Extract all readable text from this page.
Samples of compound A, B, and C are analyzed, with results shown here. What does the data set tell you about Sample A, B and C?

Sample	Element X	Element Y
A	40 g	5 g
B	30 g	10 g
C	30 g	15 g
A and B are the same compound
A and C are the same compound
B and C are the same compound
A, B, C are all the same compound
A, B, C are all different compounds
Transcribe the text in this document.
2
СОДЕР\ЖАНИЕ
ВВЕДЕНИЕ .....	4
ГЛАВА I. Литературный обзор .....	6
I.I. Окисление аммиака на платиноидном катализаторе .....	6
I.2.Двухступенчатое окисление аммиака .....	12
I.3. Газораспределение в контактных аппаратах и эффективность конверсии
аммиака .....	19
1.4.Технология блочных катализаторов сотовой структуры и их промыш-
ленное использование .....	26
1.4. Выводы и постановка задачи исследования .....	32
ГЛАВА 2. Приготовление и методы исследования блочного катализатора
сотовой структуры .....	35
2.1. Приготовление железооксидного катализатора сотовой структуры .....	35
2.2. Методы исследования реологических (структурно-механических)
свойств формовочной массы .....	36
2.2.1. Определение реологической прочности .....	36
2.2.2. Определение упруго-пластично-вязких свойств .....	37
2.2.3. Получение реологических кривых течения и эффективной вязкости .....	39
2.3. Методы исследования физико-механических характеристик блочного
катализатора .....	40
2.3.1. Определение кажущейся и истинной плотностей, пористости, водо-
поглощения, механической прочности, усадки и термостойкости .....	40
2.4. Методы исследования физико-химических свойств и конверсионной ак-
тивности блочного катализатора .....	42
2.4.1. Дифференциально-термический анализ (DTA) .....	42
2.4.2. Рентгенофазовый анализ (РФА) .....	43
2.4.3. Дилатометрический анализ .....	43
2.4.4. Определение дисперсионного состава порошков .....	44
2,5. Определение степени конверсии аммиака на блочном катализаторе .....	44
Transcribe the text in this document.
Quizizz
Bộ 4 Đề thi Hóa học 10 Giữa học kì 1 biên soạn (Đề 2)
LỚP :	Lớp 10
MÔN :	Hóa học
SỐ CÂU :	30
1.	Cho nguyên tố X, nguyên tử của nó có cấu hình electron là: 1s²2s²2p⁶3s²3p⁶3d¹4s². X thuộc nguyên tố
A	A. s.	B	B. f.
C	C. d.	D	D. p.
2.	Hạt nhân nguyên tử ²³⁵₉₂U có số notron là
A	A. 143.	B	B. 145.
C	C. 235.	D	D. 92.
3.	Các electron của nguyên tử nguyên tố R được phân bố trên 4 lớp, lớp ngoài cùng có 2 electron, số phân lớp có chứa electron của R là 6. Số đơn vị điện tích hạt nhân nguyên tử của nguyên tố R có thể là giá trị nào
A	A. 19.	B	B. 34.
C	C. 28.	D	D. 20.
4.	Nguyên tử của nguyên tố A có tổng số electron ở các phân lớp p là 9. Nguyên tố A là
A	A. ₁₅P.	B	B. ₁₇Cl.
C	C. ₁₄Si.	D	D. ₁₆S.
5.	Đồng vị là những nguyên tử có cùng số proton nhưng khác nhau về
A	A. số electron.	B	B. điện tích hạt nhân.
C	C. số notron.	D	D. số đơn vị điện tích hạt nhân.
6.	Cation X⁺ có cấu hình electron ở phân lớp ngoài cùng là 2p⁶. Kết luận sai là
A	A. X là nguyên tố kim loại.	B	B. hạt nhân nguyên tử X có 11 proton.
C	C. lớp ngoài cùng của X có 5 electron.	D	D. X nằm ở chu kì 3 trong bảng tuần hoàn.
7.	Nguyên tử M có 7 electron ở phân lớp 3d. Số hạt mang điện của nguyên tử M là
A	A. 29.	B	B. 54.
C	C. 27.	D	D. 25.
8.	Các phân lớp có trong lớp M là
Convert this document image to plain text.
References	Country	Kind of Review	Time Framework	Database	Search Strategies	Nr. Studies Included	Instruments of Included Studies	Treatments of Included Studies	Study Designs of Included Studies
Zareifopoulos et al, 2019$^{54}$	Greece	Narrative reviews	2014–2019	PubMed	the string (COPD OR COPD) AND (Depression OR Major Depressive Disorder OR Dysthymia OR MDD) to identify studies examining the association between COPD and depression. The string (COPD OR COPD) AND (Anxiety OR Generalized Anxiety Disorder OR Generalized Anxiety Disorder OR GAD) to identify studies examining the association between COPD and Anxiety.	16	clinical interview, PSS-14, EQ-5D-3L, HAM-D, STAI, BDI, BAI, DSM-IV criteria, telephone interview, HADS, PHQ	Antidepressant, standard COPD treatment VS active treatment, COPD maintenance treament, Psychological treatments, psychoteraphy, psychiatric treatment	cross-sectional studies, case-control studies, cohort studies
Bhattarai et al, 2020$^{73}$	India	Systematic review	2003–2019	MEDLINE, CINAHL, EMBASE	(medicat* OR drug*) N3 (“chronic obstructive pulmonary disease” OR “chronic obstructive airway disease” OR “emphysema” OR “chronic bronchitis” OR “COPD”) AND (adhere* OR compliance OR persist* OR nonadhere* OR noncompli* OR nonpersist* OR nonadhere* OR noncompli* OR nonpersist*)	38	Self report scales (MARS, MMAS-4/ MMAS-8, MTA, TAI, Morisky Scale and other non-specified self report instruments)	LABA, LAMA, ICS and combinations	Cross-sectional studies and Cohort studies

● ● ● ● ●

▸ **Exercise description**:
Look through the records and gather every line containing "анализ".

▸ **Output of the task**:
2.4.1. Дифференциально-термический анализ (DTA) .....	42
2.4.2. Рентгенофазовый анализ (РФА) .....	43
2.4.3. Дилатометрический анализ .....	43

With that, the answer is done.